Emit the entire listing verbatim.

◆ Source data:
- - - - -

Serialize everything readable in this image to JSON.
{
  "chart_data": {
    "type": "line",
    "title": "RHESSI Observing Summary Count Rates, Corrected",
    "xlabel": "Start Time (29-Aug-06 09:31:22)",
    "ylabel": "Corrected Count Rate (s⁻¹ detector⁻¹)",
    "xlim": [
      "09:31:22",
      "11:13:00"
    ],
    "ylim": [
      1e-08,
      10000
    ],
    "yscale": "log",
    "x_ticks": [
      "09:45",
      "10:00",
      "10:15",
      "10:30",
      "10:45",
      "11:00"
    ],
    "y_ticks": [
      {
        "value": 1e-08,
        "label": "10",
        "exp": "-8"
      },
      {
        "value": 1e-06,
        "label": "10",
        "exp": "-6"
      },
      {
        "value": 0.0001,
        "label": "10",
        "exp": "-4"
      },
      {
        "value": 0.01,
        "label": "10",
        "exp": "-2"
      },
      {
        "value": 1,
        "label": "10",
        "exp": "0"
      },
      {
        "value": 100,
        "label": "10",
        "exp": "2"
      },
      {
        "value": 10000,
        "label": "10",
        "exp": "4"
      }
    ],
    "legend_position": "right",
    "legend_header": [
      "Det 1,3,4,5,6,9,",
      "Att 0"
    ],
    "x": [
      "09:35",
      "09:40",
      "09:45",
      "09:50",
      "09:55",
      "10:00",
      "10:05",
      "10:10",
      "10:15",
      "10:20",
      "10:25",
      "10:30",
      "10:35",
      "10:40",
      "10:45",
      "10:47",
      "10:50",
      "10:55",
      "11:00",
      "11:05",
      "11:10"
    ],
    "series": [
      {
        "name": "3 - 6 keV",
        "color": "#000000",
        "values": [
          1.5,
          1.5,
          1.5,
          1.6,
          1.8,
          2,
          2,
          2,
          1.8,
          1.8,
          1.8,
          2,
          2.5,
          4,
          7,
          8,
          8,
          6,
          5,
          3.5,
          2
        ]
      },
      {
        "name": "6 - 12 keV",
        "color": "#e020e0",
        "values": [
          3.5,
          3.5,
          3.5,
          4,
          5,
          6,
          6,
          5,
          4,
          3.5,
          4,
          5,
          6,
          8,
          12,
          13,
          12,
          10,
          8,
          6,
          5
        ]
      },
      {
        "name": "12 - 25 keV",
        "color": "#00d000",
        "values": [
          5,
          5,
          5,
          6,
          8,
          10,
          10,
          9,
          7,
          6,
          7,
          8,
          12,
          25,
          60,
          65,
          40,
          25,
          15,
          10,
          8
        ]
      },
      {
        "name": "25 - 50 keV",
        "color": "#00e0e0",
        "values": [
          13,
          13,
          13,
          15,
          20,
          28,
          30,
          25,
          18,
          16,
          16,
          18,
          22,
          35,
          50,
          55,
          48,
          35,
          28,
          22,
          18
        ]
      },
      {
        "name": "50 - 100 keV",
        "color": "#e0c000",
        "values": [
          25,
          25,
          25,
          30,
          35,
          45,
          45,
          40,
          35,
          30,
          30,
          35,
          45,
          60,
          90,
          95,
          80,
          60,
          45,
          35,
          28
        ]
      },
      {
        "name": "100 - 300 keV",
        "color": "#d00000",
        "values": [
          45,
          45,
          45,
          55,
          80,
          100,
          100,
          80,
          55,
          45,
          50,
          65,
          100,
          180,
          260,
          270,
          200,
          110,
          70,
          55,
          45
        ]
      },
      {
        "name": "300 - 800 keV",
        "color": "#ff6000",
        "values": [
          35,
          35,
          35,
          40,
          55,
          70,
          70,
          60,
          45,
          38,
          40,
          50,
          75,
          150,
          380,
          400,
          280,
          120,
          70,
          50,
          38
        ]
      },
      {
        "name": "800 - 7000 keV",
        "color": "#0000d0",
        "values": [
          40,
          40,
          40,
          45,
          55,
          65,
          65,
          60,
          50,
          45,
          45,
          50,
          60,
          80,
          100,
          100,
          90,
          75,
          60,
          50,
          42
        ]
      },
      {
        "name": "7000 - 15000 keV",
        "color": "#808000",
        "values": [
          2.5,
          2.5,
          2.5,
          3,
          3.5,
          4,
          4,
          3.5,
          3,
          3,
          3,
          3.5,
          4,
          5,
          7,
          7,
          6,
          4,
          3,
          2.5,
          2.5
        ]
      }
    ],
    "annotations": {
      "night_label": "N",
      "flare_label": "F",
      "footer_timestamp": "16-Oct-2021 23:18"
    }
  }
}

- - - - -

◆ Reply to the exercise:
Serialize everything readable in this image to JSON.
{
  "chart_data": {
    "type": "line",
    "title": "RHESSI Observing Summary Count Rates, Corrected",
    "xlabel": "Start Time (29-Aug-06 09:31:22)",
    "ylabel": "Corrected Count Rate (s⁻¹ detector⁻¹)",
    "xlim": [
      "09:31:22",
      "11:13:00"
    ],
    "ylim": [
      1e-08,
      10000
    ],
    "yscale": "log",
    "x_ticks": [
      "09:45",
      "10:00",
      "10:15",
      "10:30",
      "10:45",
      "11:00"
    ],
    "y_ticks": [
      {
        "value": 1e-08,
        "label": "10",
        "exp": "-8"
      },
      {
        "value": 1e-06,
        "label": "10",
        "exp": "-6"
      },
      {
        "value": 0.0001,
        "label": "10",
        "exp": "-4"
      },
      {
        "value": 0.01,
        "label": "10",
        "exp": "-2"
      },
      {
        "value": 1,
        "label": "10",
        "exp": "0"
      },
      {
        "value": 100,
        "label": "10",
        "exp": "2"
      },
      {
        "value": 10000,
        "label": "10",
        "exp": "4"
      }
    ],
    "legend_position": "right",
    "legend_header": [
      "Det 1,3,4,5,6,9,",
      "Att 0"
    ],
    "x": [
      "09:35",
      "09:40",
      "09:45",
      "09:50",
      "09:55",
      "10:00",
      "10:05",
      "10:10",
      "10:15",
      "10:20",
      "10:25",
      "10:30",
      "10:35",
      "10:40",
      "10:45",
      "10:47",
      "10:50",
      "10:55",
      "11:00",
      "11:05",
      "11:10"
    ],
    "series": [
      {
        "name": "3 - 6 keV",
        "color": "#000000",
        "values": [
          1.5,
          1.5,
          1.5,
          1.6,
          1.8,
          2,
          2,
          2,
          1.8,
          1.8,
          1.8,
          2,
          2.5,
          4,
          7,
          8,
          8,
          6,
          5,
          3.5,
          2
        ]
      },
      {
        "name": "6 - 12 keV",
        "color": "#e020e0",
        "values": [
          3.5,
          3.5,
          3.5,
          4,
          5,
          6,
          6,
          5,
          4,
          3.5,
          4,
          5,
          6,
          8,
          12,
          13,
          12,
          10,
          8,
          6,
          5
        ]
      },
      {
        "name": "12 - 25 keV",
        "color": "#00d000",
        "values": [
          5,
          5,
          5,
          6,
          8,
          10,
          10,
          9,
          7,
          6,
          7,
          8,
          12,
          25,
          60,
          65,
          40,
          25,
          15,
          10,
          8
        ]
      },
      {
        "name": "25 - 50 keV",
        "color": "#00e0e0",
        "values": [
          13,
          13,
          13,
          15,
          20,
          28,
          30,
          25,
          18,
          16,
          16,
          18,
          22,
          35,
          50,
          55,
          48,
          35,
          28,
          22,
          18
        ]
      },
      {
        "name": "50 - 100 keV",
        "color": "#e0c000",
        "values": [
          25,
          25,
          25,
          30,
          35,
          45,
          45,
          40,
          35,
          30,
          30,
          35,
          45,
          60,
          90,
          95,
          80,
          60,
          45,
          35,
          28
        ]
      },
      {
        "name": "100 - 300 keV",
        "color": "#d00000",
        "values": [
          45,
          45,
          45,
          55,
          80,
          100,
          100,
          80,
          55,
          45,
          50,
          65,
          100,
          180,
          260,
          270,
          200,
          110,
          70,
          55,
          45
        ]
      },
      {
        "name": "300 - 800 keV",
        "color": "#ff6000",
        "values": [
          35,
          35,
          35,
          40,
          55,
          70,
          70,
          60,
          45,
          38,
          40,
          50,
          75,
          150,
          380,
          400,
          280,
          120,
          70,
          50,
          38
        ]
      },
      {
        "name": "800 - 7000 keV",
        "color": "#0000d0",
        "values": [
          40,
          40,
          40,
          45,
          55,
          65,
          65,
          60,
          50,
          45,
          45,
          50,
          60,
          80,
          100,
          100,
          90,
          75,
          60,
          50,
          42
        ]
      },
      {
        "name": "7000 - 15000 keV",
        "color": "#808000",
        "values": [
          2.5,
          2.5,
          2.5,
          3,
          3.5,
          4,
          4,
          3.5,
          3,
          3,
          3,
          3.5,
          4,
          5,
          7,
          7,
          6,
          4,
          3,
          2.5,
          2.5
        ]
      }
    ],
    "annotations": {
      "night_label": "N",
      "flare_label": "F",
      "footer_timestamp": "16-Oct-2021 23:18"
    }
  }
}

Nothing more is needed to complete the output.